**PROMPT**
Find "Read this page and output its text content." in the data, then restate the line it sits in and every later line word for word, ending with the last line.

** BEGIN **

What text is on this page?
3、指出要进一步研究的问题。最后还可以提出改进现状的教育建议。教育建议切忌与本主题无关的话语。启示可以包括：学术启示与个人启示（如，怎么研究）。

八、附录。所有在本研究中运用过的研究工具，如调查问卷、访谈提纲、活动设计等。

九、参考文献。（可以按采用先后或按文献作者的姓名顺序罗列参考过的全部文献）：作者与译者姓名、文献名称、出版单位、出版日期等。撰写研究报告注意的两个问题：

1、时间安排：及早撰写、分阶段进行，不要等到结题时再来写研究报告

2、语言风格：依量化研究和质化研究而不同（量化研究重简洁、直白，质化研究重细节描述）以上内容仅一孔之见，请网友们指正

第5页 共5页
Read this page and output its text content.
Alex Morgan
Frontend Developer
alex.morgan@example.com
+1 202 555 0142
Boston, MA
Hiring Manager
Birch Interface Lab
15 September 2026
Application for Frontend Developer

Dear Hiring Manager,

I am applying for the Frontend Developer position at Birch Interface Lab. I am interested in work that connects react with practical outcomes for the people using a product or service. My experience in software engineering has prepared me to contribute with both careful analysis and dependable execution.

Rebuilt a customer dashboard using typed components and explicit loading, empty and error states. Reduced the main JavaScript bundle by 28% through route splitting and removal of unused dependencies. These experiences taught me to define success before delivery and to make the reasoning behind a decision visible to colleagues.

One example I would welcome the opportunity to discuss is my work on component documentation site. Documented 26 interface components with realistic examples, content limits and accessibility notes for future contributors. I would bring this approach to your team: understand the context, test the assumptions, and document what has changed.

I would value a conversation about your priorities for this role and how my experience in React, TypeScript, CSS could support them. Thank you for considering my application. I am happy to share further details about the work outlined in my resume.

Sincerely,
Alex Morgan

** END **

**EXPECTED ANSWER**
Read this page and output its text content.
Alex Morgan
Frontend Developer
alex.morgan@example.com
+1 202 555 0142
Boston, MA
Hiring Manager
Birch Interface Lab
15 September 2026
Application for Frontend Developer

Dear Hiring Manager,

I am applying for the Frontend Developer position at Birch Interface Lab. I am interested in work that connects react with practical outcomes for the people using a product or service. My experience in software engineering has prepared me to contribute with both careful analysis and dependable execution.

Rebuilt a customer dashboard using typed components and explicit loading, empty and error states. Reduced the main JavaScript bundle by 28% through route splitting and removal of unused dependencies. These experiences taught me to define success before delivery and to make the reasoning behind a decision visible to colleagues.

One example I would welcome the opportunity to discuss is my work on component documentation site. Documented 26 interface components with realistic examples, content limits and accessibility notes for future contributors. I would bring this approach to your team: understand the context, test the assumptions, and document what has changed.

I would value a conversation about your priorities for this role and how my experience in React, TypeScript, CSS could support them. Thank you for considering my application. I am happy to share further details about the work outlined in my resume.

Sincerely,
Alex Morgan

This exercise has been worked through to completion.